### EXERCISE
Search the material below for the string "this" and extract each line that has it.

───── DATASET ROWS

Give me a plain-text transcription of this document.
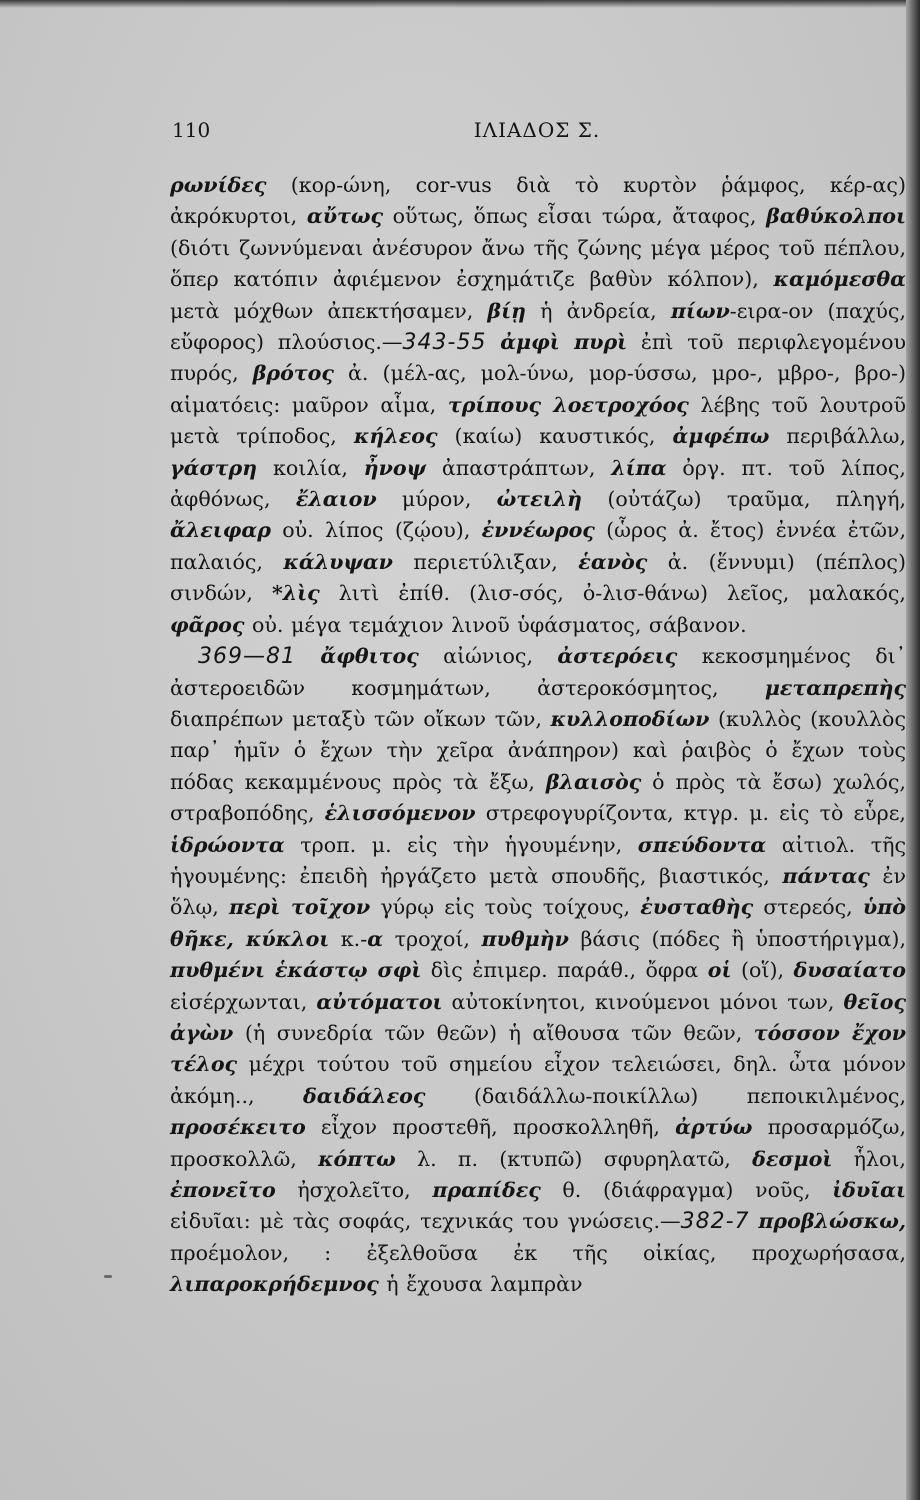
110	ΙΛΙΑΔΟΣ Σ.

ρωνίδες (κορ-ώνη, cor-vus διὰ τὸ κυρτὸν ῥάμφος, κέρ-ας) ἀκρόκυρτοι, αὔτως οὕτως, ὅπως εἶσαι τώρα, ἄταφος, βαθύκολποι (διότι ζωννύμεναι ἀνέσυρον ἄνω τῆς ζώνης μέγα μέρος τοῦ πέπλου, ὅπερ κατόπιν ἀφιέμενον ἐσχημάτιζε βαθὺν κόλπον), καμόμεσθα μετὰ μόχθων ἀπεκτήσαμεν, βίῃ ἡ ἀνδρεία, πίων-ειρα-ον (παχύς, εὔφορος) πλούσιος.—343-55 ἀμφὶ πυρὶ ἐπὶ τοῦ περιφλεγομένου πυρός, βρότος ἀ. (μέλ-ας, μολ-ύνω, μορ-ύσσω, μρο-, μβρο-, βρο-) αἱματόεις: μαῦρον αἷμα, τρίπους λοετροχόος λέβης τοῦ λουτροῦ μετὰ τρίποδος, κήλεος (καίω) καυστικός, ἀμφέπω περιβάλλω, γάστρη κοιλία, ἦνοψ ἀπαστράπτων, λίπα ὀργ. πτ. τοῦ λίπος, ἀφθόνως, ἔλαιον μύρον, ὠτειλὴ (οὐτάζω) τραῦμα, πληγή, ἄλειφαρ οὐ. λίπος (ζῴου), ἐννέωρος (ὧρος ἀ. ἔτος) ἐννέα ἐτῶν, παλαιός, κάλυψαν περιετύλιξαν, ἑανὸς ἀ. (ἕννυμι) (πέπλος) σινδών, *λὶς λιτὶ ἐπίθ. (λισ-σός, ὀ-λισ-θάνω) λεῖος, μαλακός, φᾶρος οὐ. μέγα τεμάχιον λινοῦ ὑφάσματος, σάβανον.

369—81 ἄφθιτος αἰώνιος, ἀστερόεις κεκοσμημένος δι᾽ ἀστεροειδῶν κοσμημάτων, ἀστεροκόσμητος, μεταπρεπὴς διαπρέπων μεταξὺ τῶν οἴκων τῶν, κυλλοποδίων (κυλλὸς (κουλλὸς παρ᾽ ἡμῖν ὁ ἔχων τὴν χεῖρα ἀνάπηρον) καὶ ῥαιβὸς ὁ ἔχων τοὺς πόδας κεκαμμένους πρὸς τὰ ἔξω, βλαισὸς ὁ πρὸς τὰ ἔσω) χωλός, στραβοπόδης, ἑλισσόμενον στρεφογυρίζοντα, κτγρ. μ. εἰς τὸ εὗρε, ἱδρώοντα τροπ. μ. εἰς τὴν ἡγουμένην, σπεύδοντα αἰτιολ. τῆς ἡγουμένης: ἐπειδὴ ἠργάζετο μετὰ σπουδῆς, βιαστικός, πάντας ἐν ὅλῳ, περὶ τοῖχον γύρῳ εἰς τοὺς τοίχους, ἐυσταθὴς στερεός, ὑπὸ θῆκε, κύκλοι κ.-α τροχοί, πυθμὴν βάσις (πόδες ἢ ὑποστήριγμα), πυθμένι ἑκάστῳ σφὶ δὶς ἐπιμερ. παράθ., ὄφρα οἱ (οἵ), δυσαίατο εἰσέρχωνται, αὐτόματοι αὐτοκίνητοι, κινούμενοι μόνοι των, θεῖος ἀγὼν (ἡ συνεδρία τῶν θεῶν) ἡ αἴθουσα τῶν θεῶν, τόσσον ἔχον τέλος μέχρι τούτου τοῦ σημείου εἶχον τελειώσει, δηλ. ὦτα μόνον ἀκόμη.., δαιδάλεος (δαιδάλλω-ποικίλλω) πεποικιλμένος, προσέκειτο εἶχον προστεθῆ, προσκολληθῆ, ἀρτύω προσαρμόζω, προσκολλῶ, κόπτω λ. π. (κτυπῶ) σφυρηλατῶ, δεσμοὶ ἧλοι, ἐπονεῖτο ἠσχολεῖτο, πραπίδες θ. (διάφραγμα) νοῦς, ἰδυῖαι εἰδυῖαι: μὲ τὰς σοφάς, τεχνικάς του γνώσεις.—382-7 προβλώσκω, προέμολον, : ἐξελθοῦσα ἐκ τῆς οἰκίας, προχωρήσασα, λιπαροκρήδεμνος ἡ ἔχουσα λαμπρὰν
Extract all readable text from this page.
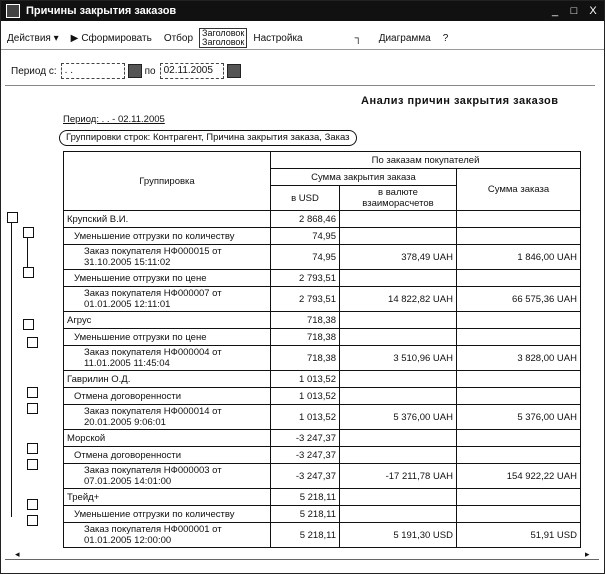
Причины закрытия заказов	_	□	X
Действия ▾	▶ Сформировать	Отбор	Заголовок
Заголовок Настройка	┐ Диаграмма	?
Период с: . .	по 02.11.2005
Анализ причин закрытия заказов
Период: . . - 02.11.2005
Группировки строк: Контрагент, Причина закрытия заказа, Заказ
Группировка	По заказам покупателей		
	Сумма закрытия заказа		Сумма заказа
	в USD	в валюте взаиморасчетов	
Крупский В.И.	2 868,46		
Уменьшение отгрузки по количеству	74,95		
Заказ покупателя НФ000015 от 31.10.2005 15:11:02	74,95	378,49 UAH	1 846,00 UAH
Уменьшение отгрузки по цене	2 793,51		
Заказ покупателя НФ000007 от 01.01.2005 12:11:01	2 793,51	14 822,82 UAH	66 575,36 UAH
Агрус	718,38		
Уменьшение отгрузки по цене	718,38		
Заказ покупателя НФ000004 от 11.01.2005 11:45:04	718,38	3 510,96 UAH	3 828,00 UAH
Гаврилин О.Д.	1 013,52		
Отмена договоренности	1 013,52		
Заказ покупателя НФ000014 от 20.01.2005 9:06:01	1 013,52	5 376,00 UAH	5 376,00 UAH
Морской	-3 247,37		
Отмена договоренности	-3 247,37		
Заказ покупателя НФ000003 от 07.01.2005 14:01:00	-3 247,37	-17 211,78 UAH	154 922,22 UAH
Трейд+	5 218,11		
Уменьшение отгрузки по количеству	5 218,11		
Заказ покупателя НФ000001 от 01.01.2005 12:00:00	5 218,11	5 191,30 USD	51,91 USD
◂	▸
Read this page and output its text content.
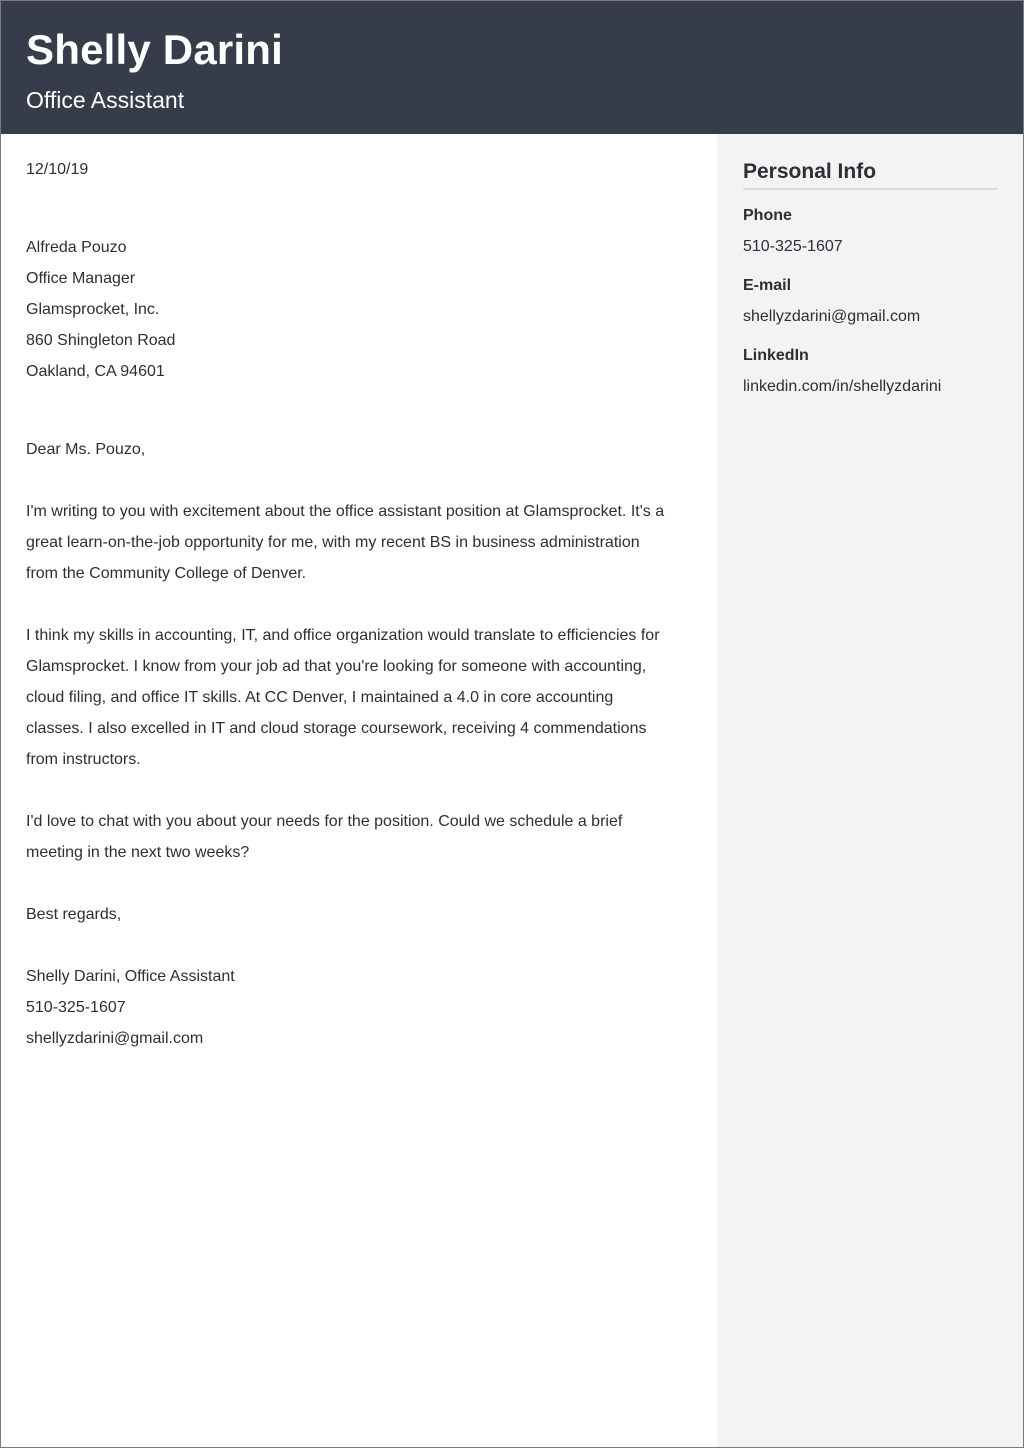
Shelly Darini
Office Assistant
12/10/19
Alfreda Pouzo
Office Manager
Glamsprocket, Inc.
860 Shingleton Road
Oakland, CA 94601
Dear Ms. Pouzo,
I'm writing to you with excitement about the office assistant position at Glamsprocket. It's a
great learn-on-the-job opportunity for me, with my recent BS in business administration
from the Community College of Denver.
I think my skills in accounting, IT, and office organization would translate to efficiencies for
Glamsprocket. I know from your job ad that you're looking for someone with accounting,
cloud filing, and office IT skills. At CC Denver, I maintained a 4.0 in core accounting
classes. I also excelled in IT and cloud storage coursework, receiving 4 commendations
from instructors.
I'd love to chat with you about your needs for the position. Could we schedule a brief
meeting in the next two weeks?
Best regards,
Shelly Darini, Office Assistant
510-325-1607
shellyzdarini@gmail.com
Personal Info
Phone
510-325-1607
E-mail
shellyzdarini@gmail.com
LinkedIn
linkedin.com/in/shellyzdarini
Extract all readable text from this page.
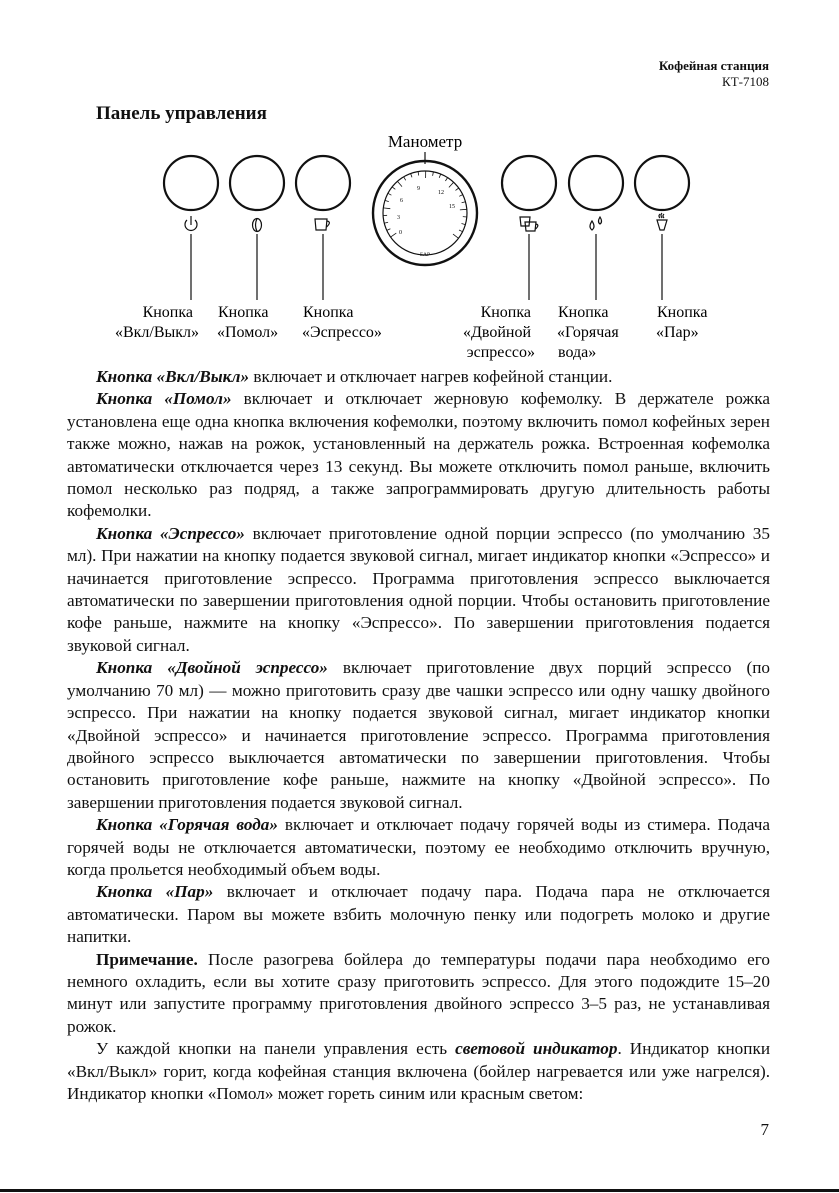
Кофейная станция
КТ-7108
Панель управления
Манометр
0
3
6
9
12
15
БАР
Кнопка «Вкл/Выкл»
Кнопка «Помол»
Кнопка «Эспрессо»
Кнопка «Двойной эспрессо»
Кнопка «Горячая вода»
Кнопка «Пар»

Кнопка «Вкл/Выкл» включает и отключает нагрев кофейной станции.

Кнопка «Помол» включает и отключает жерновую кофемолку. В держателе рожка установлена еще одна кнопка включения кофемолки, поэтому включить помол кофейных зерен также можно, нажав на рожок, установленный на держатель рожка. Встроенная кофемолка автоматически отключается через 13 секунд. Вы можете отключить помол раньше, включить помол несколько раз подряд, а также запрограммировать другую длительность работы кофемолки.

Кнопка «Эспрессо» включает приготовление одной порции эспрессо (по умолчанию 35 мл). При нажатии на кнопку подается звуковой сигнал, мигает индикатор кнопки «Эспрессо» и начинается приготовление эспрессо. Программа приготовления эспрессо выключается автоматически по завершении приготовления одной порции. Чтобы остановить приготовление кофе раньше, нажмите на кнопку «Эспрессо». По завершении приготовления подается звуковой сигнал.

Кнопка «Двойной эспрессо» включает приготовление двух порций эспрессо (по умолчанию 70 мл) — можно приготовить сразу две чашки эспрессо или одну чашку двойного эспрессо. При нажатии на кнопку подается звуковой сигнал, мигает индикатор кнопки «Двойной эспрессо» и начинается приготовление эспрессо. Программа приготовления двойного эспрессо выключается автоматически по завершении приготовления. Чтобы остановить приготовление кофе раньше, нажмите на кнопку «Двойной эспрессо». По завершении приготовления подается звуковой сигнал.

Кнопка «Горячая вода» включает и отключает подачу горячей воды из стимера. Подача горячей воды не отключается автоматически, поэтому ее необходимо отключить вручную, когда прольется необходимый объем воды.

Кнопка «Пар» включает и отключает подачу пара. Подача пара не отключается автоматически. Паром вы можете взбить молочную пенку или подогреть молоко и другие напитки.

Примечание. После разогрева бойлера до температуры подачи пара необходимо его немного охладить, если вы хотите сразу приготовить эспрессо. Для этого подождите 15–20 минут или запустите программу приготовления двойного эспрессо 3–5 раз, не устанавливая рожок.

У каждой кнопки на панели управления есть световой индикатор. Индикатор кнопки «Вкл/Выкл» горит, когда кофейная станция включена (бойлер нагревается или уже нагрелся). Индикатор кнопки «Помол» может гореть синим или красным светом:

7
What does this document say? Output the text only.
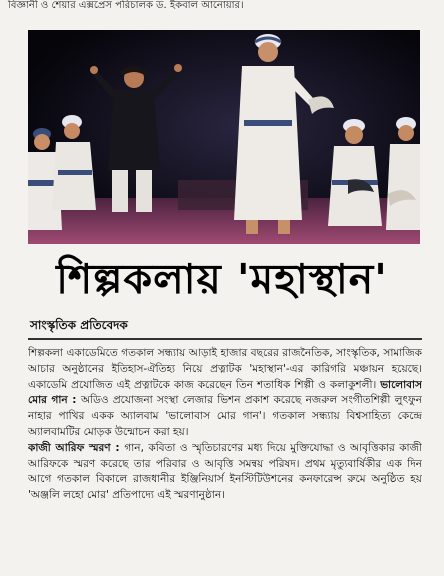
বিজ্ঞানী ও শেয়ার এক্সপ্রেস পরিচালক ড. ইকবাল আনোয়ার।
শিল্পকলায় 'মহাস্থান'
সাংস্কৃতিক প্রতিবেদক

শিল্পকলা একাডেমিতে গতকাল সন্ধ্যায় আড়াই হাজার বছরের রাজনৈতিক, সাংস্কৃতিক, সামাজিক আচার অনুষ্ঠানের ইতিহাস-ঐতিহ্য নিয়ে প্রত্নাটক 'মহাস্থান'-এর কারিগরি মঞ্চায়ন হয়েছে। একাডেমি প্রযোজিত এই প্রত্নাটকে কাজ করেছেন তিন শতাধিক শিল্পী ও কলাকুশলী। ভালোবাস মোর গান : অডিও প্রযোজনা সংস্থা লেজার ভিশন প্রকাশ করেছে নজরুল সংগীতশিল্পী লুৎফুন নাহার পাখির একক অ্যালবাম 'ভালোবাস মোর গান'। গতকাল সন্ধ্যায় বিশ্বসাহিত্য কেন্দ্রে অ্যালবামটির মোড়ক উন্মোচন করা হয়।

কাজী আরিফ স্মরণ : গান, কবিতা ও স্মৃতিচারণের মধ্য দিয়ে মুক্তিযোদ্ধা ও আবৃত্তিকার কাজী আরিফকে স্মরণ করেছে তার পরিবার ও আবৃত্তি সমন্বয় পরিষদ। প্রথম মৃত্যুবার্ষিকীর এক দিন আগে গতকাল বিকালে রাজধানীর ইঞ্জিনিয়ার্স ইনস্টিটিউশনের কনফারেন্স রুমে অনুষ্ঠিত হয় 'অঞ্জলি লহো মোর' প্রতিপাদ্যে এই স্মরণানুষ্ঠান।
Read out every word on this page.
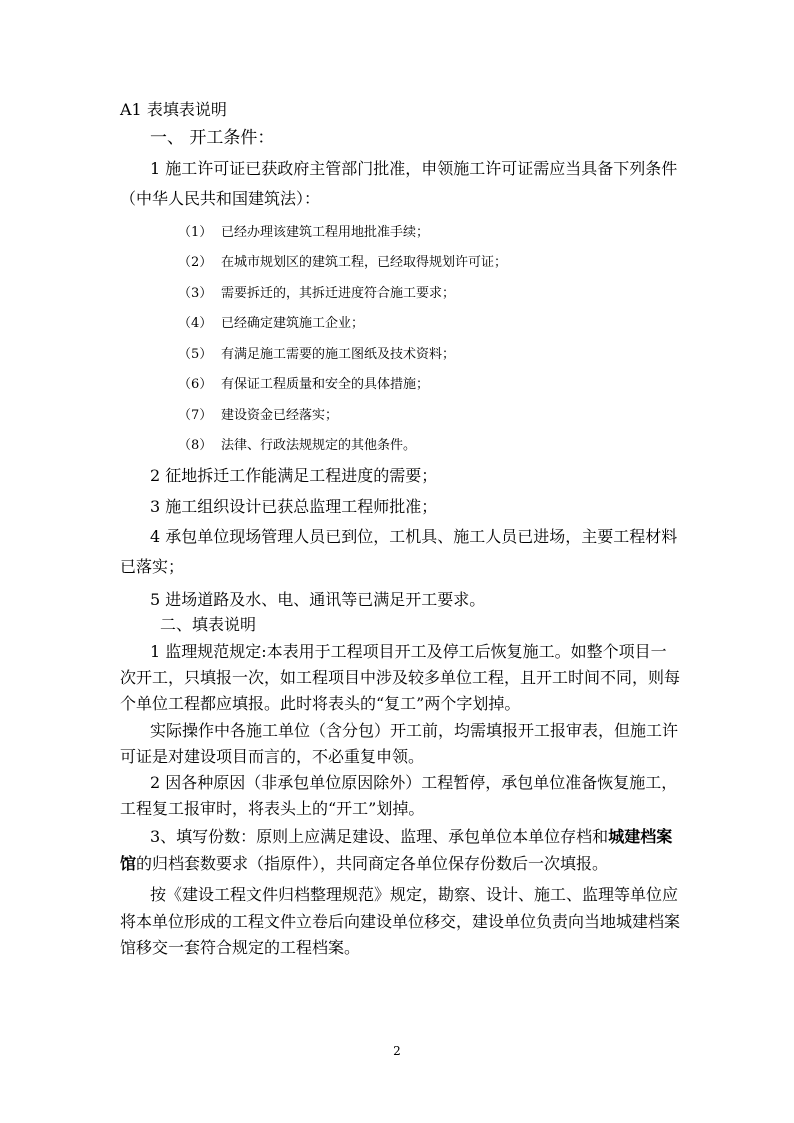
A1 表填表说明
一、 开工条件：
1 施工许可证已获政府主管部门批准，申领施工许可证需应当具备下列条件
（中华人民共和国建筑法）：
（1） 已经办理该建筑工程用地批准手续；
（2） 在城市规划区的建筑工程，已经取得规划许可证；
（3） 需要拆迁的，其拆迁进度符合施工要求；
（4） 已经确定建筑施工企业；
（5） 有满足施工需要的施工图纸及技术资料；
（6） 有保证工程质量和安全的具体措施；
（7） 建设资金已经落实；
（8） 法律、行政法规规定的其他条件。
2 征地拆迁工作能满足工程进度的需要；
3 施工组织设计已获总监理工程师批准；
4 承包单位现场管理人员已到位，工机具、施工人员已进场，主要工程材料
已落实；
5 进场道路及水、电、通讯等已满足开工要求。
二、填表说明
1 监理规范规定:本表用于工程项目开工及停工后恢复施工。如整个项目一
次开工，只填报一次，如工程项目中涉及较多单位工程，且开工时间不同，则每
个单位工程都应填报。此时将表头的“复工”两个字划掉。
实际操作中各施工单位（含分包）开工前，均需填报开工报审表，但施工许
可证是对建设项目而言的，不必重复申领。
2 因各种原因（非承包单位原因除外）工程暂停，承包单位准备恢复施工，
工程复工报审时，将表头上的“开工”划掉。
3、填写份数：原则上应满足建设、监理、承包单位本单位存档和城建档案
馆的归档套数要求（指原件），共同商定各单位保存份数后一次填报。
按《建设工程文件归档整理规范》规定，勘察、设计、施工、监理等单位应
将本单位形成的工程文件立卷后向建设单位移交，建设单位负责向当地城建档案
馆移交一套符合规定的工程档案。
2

──────────

### FULL SOLUTION
Give me a plain-text transcription of this document.
Extract all readable text from this page.
Read this page and output its text content.
Extract all readable text from this page.
What does this document say? Output the text only.
Read out every word on this page.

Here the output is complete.